■ **Work instructions**
Print each line of the listing once more, precisely as given.

Items from a data source
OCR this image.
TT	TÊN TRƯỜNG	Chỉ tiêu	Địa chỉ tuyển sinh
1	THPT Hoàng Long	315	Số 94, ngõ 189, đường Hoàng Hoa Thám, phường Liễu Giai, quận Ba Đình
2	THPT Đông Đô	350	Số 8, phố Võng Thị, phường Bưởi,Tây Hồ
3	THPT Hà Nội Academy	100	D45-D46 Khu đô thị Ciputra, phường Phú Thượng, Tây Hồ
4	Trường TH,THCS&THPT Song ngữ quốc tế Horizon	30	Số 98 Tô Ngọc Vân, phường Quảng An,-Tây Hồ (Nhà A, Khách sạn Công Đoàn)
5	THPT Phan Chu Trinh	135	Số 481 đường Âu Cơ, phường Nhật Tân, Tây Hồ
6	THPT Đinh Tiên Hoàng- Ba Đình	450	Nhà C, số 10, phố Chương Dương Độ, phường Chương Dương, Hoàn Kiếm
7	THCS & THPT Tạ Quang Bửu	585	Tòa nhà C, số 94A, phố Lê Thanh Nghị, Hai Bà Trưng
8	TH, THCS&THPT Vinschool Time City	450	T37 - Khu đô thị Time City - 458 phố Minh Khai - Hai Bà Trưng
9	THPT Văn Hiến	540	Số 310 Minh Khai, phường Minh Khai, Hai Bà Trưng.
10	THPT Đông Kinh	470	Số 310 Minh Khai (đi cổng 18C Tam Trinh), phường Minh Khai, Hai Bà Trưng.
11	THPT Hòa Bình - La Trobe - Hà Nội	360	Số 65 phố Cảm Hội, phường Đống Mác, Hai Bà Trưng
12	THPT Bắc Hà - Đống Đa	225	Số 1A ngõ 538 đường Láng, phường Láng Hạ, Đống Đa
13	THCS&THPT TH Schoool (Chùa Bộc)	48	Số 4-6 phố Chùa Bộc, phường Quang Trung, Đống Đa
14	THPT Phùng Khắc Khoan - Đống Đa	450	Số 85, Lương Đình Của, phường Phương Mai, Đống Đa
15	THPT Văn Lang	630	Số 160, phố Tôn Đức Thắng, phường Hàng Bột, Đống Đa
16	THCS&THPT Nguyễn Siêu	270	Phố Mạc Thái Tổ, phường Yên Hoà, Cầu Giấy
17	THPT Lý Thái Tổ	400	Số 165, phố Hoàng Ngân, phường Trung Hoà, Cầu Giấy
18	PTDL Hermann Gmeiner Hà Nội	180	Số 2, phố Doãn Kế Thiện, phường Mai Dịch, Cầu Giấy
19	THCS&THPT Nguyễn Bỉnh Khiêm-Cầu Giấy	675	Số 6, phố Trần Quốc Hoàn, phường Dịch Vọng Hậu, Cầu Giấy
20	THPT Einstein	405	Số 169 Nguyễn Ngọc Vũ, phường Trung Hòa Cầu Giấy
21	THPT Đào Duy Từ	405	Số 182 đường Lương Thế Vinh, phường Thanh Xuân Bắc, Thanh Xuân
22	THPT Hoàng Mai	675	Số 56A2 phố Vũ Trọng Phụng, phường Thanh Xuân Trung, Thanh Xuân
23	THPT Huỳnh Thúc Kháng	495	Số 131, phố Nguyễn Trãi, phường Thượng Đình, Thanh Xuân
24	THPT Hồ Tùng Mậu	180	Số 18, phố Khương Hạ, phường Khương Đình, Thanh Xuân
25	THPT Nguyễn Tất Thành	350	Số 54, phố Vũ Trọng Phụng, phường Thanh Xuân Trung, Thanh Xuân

■ **Solved problem**
OCR this image.
TT	TÊN TRƯỜNG	Chỉ tiêu	Địa chỉ tuyển sinh
1	THPT Hoàng Long	315	Số 94, ngõ 189, đường Hoàng Hoa Thám, phường Liễu Giai, quận Ba Đình
2	THPT Đông Đô	350	Số 8, phố Võng Thị, phường Bưởi,Tây Hồ
3	THPT Hà Nội Academy	100	D45-D46 Khu đô thị Ciputra, phường Phú Thượng, Tây Hồ
4	Trường TH,THCS&THPT Song ngữ quốc tế Horizon	30	Số 98 Tô Ngọc Vân, phường Quảng An,-Tây Hồ (Nhà A, Khách sạn Công Đoàn)
5	THPT Phan Chu Trinh	135	Số 481 đường Âu Cơ, phường Nhật Tân, Tây Hồ
6	THPT Đinh Tiên Hoàng- Ba Đình	450	Nhà C, số 10, phố Chương Dương Độ, phường Chương Dương, Hoàn Kiếm
7	THCS & THPT Tạ Quang Bửu	585	Tòa nhà C, số 94A, phố Lê Thanh Nghị, Hai Bà Trưng
8	TH, THCS&THPT Vinschool Time City	450	T37 - Khu đô thị Time City - 458 phố Minh Khai - Hai Bà Trưng
9	THPT Văn Hiến	540	Số 310 Minh Khai, phường Minh Khai, Hai Bà Trưng.
10	THPT Đông Kinh	470	Số 310 Minh Khai (đi cổng 18C Tam Trinh), phường Minh Khai, Hai Bà Trưng.
11	THPT Hòa Bình - La Trobe - Hà Nội	360	Số 65 phố Cảm Hội, phường Đống Mác, Hai Bà Trưng
12	THPT Bắc Hà - Đống Đa	225	Số 1A ngõ 538 đường Láng, phường Láng Hạ, Đống Đa
13	THCS&THPT TH Schoool (Chùa Bộc)	48	Số 4-6 phố Chùa Bộc, phường Quang Trung, Đống Đa
14	THPT Phùng Khắc Khoan - Đống Đa	450	Số 85, Lương Đình Của, phường Phương Mai, Đống Đa
15	THPT Văn Lang	630	Số 160, phố Tôn Đức Thắng, phường Hàng Bột, Đống Đa
16	THCS&THPT Nguyễn Siêu	270	Phố Mạc Thái Tổ, phường Yên Hoà, Cầu Giấy
17	THPT Lý Thái Tổ	400	Số 165, phố Hoàng Ngân, phường Trung Hoà, Cầu Giấy
18	PTDL Hermann Gmeiner Hà Nội	180	Số 2, phố Doãn Kế Thiện, phường Mai Dịch, Cầu Giấy
19	THCS&THPT Nguyễn Bỉnh Khiêm-Cầu Giấy	675	Số 6, phố Trần Quốc Hoàn, phường Dịch Vọng Hậu, Cầu Giấy
20	THPT Einstein	405	Số 169 Nguyễn Ngọc Vũ, phường Trung Hòa Cầu Giấy
21	THPT Đào Duy Từ	405	Số 182 đường Lương Thế Vinh, phường Thanh Xuân Bắc, Thanh Xuân
22	THPT Hoàng Mai	675	Số 56A2 phố Vũ Trọng Phụng, phường Thanh Xuân Trung, Thanh Xuân
23	THPT Huỳnh Thúc Kháng	495	Số 131, phố Nguyễn Trãi, phường Thượng Đình, Thanh Xuân
24	THPT Hồ Tùng Mậu	180	Số 18, phố Khương Hạ, phường Khương Đình, Thanh Xuân
25	THPT Nguyễn Tất Thành	350	Số 54, phố Vũ Trọng Phụng, phường Thanh Xuân Trung, Thanh Xuân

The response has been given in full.